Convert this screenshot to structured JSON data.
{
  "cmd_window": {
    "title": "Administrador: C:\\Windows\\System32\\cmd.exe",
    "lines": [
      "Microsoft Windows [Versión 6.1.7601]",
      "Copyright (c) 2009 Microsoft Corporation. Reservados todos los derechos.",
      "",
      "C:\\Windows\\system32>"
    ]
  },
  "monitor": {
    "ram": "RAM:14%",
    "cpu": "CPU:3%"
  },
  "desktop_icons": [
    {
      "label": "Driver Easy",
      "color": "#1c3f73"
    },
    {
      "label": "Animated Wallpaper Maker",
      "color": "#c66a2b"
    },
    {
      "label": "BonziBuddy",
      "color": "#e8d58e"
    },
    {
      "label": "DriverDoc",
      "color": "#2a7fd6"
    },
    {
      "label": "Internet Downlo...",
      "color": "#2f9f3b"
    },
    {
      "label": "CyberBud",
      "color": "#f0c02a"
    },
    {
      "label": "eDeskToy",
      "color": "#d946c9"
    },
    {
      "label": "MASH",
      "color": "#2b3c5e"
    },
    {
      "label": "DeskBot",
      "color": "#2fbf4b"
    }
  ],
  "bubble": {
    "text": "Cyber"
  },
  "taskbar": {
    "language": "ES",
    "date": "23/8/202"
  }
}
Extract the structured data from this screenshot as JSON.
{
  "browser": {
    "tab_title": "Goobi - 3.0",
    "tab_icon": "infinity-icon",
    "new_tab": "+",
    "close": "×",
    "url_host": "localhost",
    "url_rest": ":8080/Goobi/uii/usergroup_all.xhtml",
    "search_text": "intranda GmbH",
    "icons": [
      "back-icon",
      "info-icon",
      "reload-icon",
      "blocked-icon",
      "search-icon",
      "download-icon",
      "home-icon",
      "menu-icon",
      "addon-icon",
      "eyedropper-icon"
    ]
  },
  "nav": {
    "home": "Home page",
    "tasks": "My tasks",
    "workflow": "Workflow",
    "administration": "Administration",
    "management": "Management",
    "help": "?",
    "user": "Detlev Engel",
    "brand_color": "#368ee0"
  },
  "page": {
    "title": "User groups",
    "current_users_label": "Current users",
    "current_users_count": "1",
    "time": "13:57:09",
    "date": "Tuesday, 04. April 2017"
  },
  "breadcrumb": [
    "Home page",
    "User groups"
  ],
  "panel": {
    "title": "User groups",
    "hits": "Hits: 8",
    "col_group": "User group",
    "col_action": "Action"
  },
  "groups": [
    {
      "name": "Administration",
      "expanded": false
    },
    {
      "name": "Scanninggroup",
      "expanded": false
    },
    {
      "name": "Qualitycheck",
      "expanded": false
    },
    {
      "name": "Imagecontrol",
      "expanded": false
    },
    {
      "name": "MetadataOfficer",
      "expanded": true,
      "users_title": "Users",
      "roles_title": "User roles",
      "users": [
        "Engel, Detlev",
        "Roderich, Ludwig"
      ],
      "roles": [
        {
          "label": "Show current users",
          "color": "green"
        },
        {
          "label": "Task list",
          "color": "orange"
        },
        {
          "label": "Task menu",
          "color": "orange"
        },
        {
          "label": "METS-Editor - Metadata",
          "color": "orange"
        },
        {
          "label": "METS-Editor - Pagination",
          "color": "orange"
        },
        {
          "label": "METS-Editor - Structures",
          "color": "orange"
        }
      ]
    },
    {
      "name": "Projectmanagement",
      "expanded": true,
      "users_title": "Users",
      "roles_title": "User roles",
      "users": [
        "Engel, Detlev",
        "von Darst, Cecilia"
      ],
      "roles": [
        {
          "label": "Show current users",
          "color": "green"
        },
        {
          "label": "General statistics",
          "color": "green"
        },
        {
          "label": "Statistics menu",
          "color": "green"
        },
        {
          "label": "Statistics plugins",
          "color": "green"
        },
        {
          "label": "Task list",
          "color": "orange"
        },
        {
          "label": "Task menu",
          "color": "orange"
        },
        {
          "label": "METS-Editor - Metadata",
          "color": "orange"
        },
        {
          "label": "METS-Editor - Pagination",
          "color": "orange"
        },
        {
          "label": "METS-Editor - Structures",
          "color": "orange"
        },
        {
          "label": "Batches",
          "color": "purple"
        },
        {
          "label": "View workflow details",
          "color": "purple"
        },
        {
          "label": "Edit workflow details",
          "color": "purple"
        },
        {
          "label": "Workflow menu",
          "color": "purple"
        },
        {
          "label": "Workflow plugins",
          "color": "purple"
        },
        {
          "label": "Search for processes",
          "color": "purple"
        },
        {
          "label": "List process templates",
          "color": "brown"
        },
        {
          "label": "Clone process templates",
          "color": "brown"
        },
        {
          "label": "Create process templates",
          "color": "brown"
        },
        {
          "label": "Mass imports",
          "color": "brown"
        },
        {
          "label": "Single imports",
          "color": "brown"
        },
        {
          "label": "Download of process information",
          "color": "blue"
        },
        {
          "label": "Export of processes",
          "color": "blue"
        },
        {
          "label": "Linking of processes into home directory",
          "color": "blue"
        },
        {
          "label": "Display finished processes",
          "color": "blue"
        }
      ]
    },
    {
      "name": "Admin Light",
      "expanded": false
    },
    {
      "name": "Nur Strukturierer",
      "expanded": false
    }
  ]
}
• • •
**Task instructions**:
State how many lines of the listing include "Windows", and nothing more.

**Exercise result**:
3